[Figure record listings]
·····
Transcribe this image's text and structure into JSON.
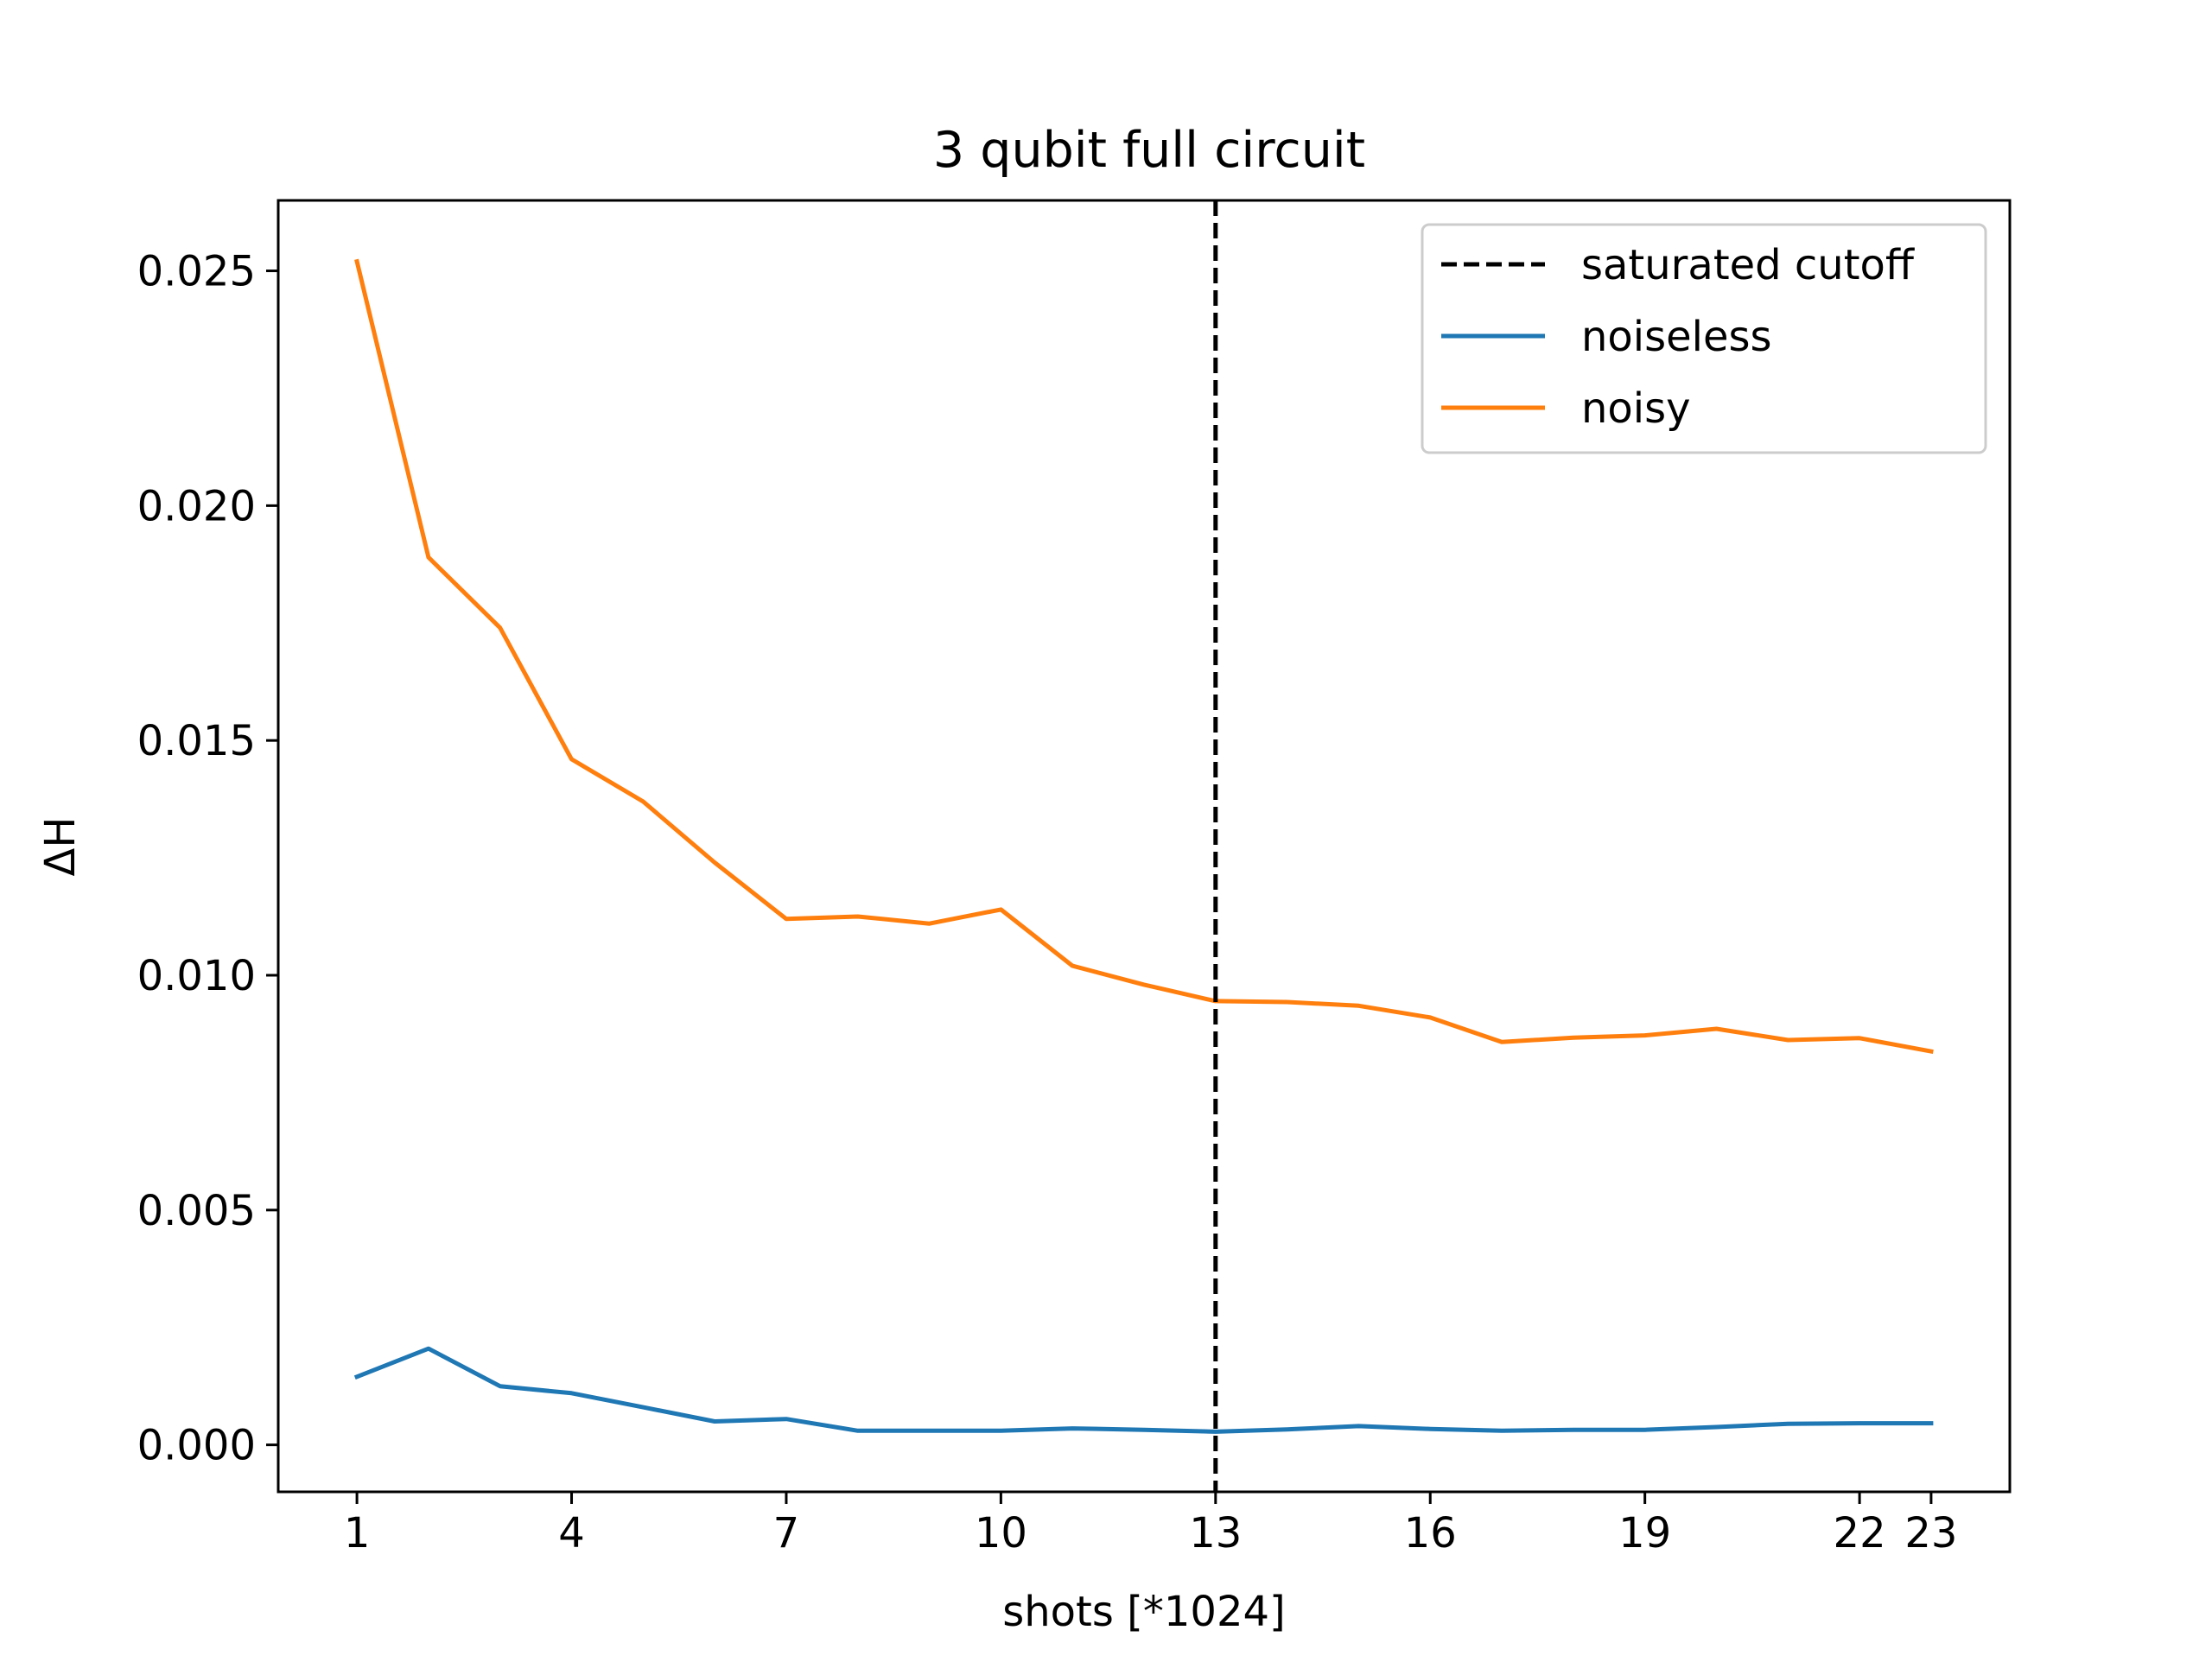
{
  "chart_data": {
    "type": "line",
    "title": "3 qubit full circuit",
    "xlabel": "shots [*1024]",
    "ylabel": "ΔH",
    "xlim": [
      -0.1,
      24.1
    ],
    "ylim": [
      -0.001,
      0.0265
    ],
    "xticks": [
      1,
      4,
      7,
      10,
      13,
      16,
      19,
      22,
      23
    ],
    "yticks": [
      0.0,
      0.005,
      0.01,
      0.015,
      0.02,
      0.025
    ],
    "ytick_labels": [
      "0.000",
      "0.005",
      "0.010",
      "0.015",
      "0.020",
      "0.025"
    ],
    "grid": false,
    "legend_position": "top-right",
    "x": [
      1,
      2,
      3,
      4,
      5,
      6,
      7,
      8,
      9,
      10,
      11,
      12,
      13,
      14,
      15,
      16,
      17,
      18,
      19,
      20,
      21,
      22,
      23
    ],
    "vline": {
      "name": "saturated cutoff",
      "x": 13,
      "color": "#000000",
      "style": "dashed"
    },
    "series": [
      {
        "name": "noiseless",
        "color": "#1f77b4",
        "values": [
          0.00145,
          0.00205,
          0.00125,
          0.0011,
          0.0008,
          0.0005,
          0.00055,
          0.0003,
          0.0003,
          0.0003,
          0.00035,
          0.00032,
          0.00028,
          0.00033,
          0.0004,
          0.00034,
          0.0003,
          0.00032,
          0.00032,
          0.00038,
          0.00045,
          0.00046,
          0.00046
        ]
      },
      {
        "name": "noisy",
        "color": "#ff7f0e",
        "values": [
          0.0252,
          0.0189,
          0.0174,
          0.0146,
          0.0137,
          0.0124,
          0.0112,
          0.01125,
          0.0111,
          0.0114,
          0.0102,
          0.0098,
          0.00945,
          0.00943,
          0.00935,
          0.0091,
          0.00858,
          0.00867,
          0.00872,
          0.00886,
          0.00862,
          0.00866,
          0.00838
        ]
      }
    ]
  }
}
·····
Given request >> Looking back at the lines above, state how many contain the word "color", and supply nothing besides the number.

Output below >> 3